References, they are similiar to pointers but have their own advantages/disadvantages in comparison, so for the big question:

What is a Reference?

A reference simply put is a reference to the memory address of another object/variable.
So for example, a reference refers to a variable and thus as such anything you do to the reference is really occuring on the object/variable that the reference is referring to. References are similiar to pointers but they have some distinct differences as will be explained at a later stage.

How do I declare a reference?

A reference is declared via the following syntax:
<Data Type> <Reference Operator> <Reference Name> = <Target>

So for example:

int &rAge = age;


Now to illustrate the above, an example:

#include <iostream>

int main() 
{
using std::cout;
using std::endl;
int age = 18;
int &rAge = age; //reference

cout << "age: " << age << endl;
cout << "rAge: " << rAge << endl;

rAge = 20;

cout << "age: " << age << endl;
cout << "rAge: " << rAge << endl;

age = 24;

cout << "age: " << age << endl;
cout << "rAge: " << rAge << endl;
return 0;
}



After you have run the example code above, there are a few things to note:

  • The datatype of the reference MUST be the same as its target's datatype
  • When a value is assigned to the reference, it is actually being assigned to its target variable.
  • when age is changed, the reference variable's data is changed too!


Now you might be wondering, why is it that when I assign a variable to age, the reference is changed when I have not changed the data in my reference explicitly like so: rAge = 20;.

──────────

▶ **STATED TASK A**
Please convert the rows from the line containing "header-title: 成交套数 <box>132 20 209 42</box>" up to and including the line containing "total-value-cell: 12441 <box>382" into a JSON list of strings, one string per line, with blank lines omitted.
▶ **STATED TASK B**
Continue the text on C++ references from its final sentence.

──────────

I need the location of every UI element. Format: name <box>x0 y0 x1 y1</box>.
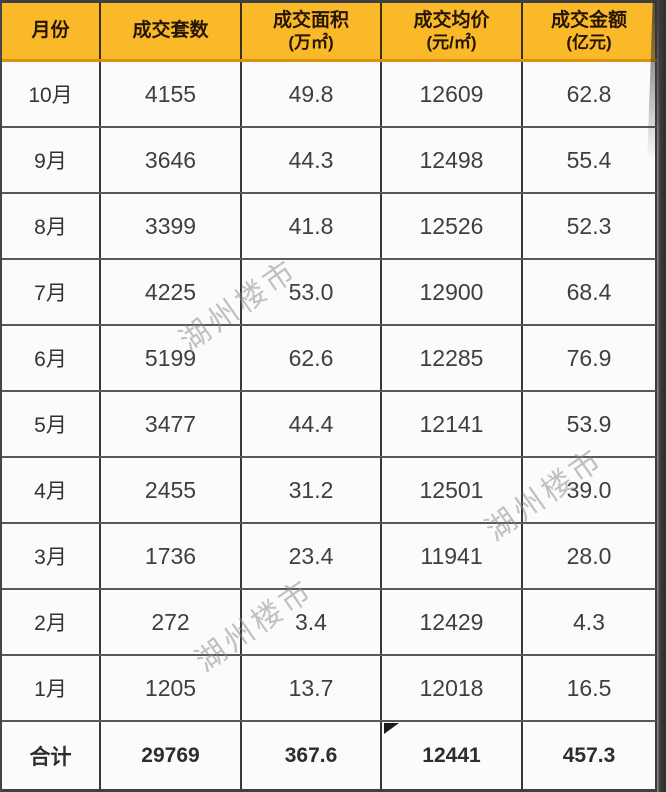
header-title: 成交套数 <box>132 20 209 42</box>
value-cell: 12501 <box>382 458 523 522</box>
value-cell: 12609 <box>382 62 523 126</box>
value-cell: 4155 <box>101 62 242 126</box>
total-value-cell: 29769 <box>101 722 242 789</box>
header-title: 成交均价 <box>413 9 490 31</box>
value-cell: 12900 <box>382 260 523 324</box>
month-cell: 9月 <box>2 128 101 192</box>
value-cell: 39.0 <box>523 458 657 522</box>
total-value-cell: 12441 <box>382 722 523 789</box>
value-cell: 52.3 <box>523 194 657 258</box>
value-cell: 272 <box>101 590 242 654</box>
table-row-7月: 7月 4225 53.0 12900 68.4 <box>2 260 657 326</box>
month-cell: 1月 <box>2 656 101 720</box>
table-total-row: 合计 29769 367.6 12441 457.3 <box>2 722 657 792</box>
table-row-10月: 10月 4155 49.8 12609 62.8 <box>2 62 657 128</box>
header-cell-1: 成交套数 <box>101 3 242 59</box>
total-value-cell: 367.6 <box>242 722 382 789</box>
header-cell-3: 成交均价 (元/㎡) <box>382 3 523 59</box>
value-cell: 3.4 <box>242 590 382 654</box>
value-cell: 49.8 <box>242 62 382 126</box>
header-unit: (万㎡) <box>288 33 334 53</box>
total-value-cell: 457.3 <box>523 722 657 789</box>
value-cell: 28.0 <box>523 524 657 588</box>
value-cell: 16.5 <box>523 656 657 720</box>
month-cell: 6月 <box>2 326 101 390</box>
cell-comment-marker <box>384 723 399 734</box>
value-cell: 68.4 <box>523 260 657 324</box>
value-cell: 31.2 <box>242 458 382 522</box>
header-cell-4: 成交金额 (亿元) <box>523 3 657 59</box>
table-row-8月: 8月 3399 41.8 12526 52.3 <box>2 194 657 260</box>
total-label-cell: 合计 <box>2 722 101 789</box>
table-row-2月: 2月 272 3.4 12429 4.3 <box>2 590 657 656</box>
value-cell: 41.8 <box>242 194 382 258</box>
value-cell: 3646 <box>101 128 242 192</box>
value-cell: 12526 <box>382 194 523 258</box>
table-body: 10月 4155 49.8 12609 62.8 9月 3646 44.3 12498 55.4 8… <box>2 62 657 722</box>
value-cell: 5199 <box>101 326 242 390</box>
table-row-4月: 4月 2455 31.2 12501 39.0 <box>2 458 657 524</box>
month-cell: 4月 <box>2 458 101 522</box>
value-cell: 55.4 <box>523 128 657 192</box>
photo-right-edge <box>655 0 666 792</box>
header-title: 月份 <box>31 20 70 42</box>
table-row-9月: 9月 3646 44.3 12498 55.4 <box>2 128 657 194</box>
header-unit: (亿元) <box>566 33 612 53</box>
value-cell: 1736 <box>101 524 242 588</box>
header-unit: (元/㎡) <box>426 33 477 53</box>
month-cell: 8月 <box>2 194 101 258</box>
value-cell: 23.4 <box>242 524 382 588</box>
value-cell: 44.3 <box>242 128 382 192</box>
value-cell: 53.0 <box>242 260 382 324</box>
month-cell: 2月 <box>2 590 101 654</box>
month-cell: 10月 <box>2 62 101 126</box>
value-cell: 12429 <box>382 590 523 654</box>
value-cell: 3477 <box>101 392 242 456</box>
header-title: 成交金额 <box>550 9 627 31</box>
value-cell: 53.9 <box>523 392 657 456</box>
header-title: 成交面积 <box>272 9 349 31</box>
month-cell: 3月 <box>2 524 101 588</box>
table-row-3月: 3月 1736 23.4 11941 28.0 <box>2 524 657 590</box>
value-cell: 2455 <box>101 458 242 522</box>
value-cell: 11941 <box>382 524 523 588</box>
table-header-row: 月份 成交套数 成交面积 (万㎡) 成交均价 (元/㎡) 成交金额 (亿元) <box>2 3 657 62</box>
month-cell: 7月 <box>2 260 101 324</box>
value-cell: 1205 <box>101 656 242 720</box>
value-cell: 44.4 <box>242 392 382 456</box>
value-cell: 4225 <box>101 260 242 324</box>
table-row-5月: 5月 3477 44.4 12141 53.9 <box>2 392 657 458</box>
value-cell: 12141 <box>382 392 523 456</box>
value-cell: 12018 <box>382 656 523 720</box>
value-cell: 62.6 <box>242 326 382 390</box>
table-row-1月: 1月 1205 13.7 12018 16.5 <box>2 656 657 722</box>
value-cell: 12285 <box>382 326 523 390</box>
value-cell: 76.9 <box>523 326 657 390</box>
month-cell: 5月 <box>2 392 101 456</box>
value-cell: 4.3 <box>523 590 657 654</box>
header-cell-2: 成交面积 (万㎡) <box>242 3 382 59</box>
value-cell: 62.8 <box>523 62 657 126</box>
value-cell: 3399 <box>101 194 242 258</box>
header-cell-0: 月份 <box>2 3 101 59</box>
table-row-6月: 6月 5199 62.6 12285 76.9 <box>2 326 657 392</box>
value-cell: 12498 <box>382 128 523 192</box>
value-cell: 13.7 <box>242 656 382 720</box>
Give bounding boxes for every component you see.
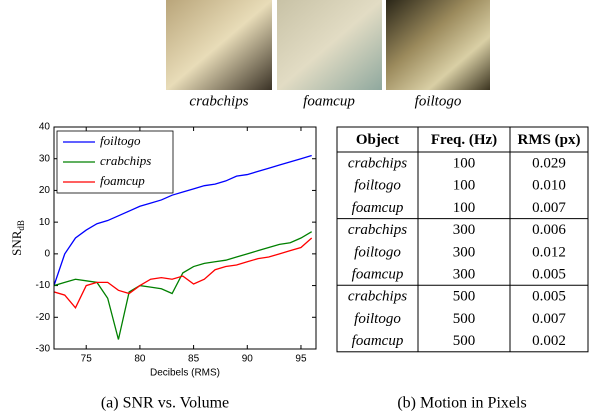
table-cell: foiltogo: [354, 244, 401, 260]
chart-caption: (a) SNR vs. Volume: [101, 395, 229, 412]
table-cell: 0.002: [532, 333, 566, 349]
image-caption: foamcup: [303, 93, 355, 109]
y-axis-label: SNRdB: [9, 220, 26, 256]
table-header: Object: [356, 132, 399, 148]
y-tick-label: 10: [39, 217, 51, 228]
table-cell: foamcup: [352, 333, 404, 349]
image-caption: crabchips: [189, 93, 248, 109]
series-line: [54, 154, 312, 286]
image-caption: foiltogo: [415, 93, 462, 109]
table-cell: foamcup: [352, 200, 404, 216]
table-cell: 100: [453, 156, 476, 172]
table-cell: 500: [453, 333, 476, 349]
y-tick-label: 0: [44, 248, 50, 259]
table-header: Freq. (Hz): [431, 132, 497, 148]
x-tick-label: 90: [242, 354, 254, 365]
table-cell: 0.005: [532, 289, 566, 305]
x-axis-label: Decibels (RMS): [150, 368, 220, 379]
table-cell: 300: [453, 244, 476, 260]
table-header: RMS (px): [518, 132, 581, 148]
series-line: [54, 231, 313, 340]
table-cell: 0.007: [532, 311, 566, 327]
table-cell: 300: [453, 267, 476, 283]
x-tick-label: 85: [188, 354, 200, 365]
x-tick-label: 80: [134, 354, 146, 365]
table-cell: 100: [453, 178, 476, 194]
table-cell: 0.012: [532, 244, 566, 260]
legend-label: crabchips: [100, 153, 151, 168]
photo: [386, 0, 490, 90]
table-cell: 100: [453, 200, 476, 216]
plot-frame: [53, 126, 317, 350]
table-cell: 500: [453, 311, 476, 327]
table-cell: foiltogo: [354, 311, 401, 327]
table-cell: 0.007: [532, 200, 566, 216]
photo: [166, 0, 272, 90]
table-cell: crabchips: [348, 156, 407, 172]
y-tick-label: 40: [39, 122, 51, 133]
table-cell: foamcup: [352, 267, 404, 283]
y-tick-label: -10: [36, 280, 51, 291]
table-cell: 300: [453, 222, 476, 238]
table-frame: [336, 126, 589, 353]
series-line: [54, 237, 313, 309]
table-cell: 0.006: [532, 222, 566, 238]
x-tick-label: 95: [295, 354, 307, 365]
table-cell: 0.029: [532, 156, 566, 172]
y-tick-label: -30: [36, 344, 51, 355]
table-cell: 0.005: [532, 267, 566, 283]
table-cell: crabchips: [348, 222, 407, 238]
table-cell: 500: [453, 289, 476, 305]
legend-label: foamcup: [100, 173, 145, 188]
table-cell: 0.010: [532, 178, 566, 194]
y-tick-label: 20: [39, 185, 51, 196]
table-cell: crabchips: [348, 289, 407, 305]
x-tick-label: 75: [81, 354, 93, 365]
y-label-text: SNR: [9, 230, 24, 256]
table-cell: foiltogo: [354, 178, 401, 194]
y-tick-label: 30: [39, 153, 51, 164]
y-label-subscript: dB: [16, 220, 26, 231]
table-caption: (b) Motion in Pixels: [397, 395, 526, 412]
y-tick-label: -20: [36, 312, 51, 323]
legend-label: foiltogo: [100, 133, 141, 148]
photo: [277, 0, 382, 90]
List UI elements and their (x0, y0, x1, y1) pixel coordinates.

──────────

▶ **RESULT A**
[
  "header-title: 成交套数 <box>132 20 209 42</box>",
  "value-cell: 12501 <box>382 458 523 522</box>",
  "value-cell: 12609 <box>382 62 523 126</box>",
  "value-cell: 4155 <box>101 62 242 126</box>",
  "total-value-cell: 29769 <box>101 722 242 789</box>",
  "header-title: 成交均价 <box>413 9 490 31</box>",
  "value-cell: 12900 <box>382 260 523 324</box>",
  "month-cell: 9月 <box>2 128 101 192</box>",
  "value-cell: 39.0 <box>523 458 657 522</box>",
  "total-value-cell: 12441 <box>382 722 523 789</box>"
]

▶ **RESULT B**
Well in order to explain this, you must know how to fetch the address of a reference. Now some get confused by this as the address-of operator(&) is used to declare the reference and think that the following will output the reference's address:

#include <iostream>
int main() 
{
using std::cout;
int data = 20;
int &rData = data;
cout << rData;
return 0;
}



Well sadly this is very wrong and many people new to references make this mistake, even though the reference operator is used for more than one operation, it still is necessary when fetching the address of a reference like so:

#include <iostream>
int main() 
{
using std::cout;
int data = 20;
int &rData = data;
cout << "Address in memory of data: " << &data << std::endl;
cout << "Address in memory of rData: " << &rData << std::endl;
return 0;
}




Your output should be similiar to the following:
>Address in memory of data: 0x22ff18
>Address in memory of rData: 0x22ff18



(Your output of the memory addresses may be different depending on your CPU/OS Bitsize etc...)

The simple yet fundamental example above not only shows you how to fetch the address of a reference but demonstrates a fundamental charachteristic of references. The reference refers to the data in its target and as such has the same memory address!

Referring to multiple targets:


This CANNOT be done. references are initialized to refer to their target variable and CANNOT then be reassigned to refer to another target variable at a later stage of your program. a NEW reference must be made for this to occur.

Here is an example of flawed reference logic:
#include <iostream>

int main() 
{
using std::cout; 
using std::endl;

int myAge = 18;
int &rMyAge = myAge;

myAge = 20;

cout << "value of myAge: " << myAge << endl;
cout << "value of myAge reference: " << rMyAge << endl;

int yourAge = 0;
cout << "Enter your age: ";
std::cin >> yourAge;

rMyAge = yourAge;

cout << "value of myAge: " << myAge << endl;
cout << "value of myAge reference: " << rMyAge << endl;
cout << "value of yourAge: " << yourAge << endl;
return 0;
}



re-run the example above a few times, try to figure out why you would not reassign a reference and what is going wrong here in the listing above. Now for the explanation:

The problem with reassigning a reference is that when you do so, it does not do what you probably expect it to. references are initialized when declared and only ever point to the target they were initialized to during their use.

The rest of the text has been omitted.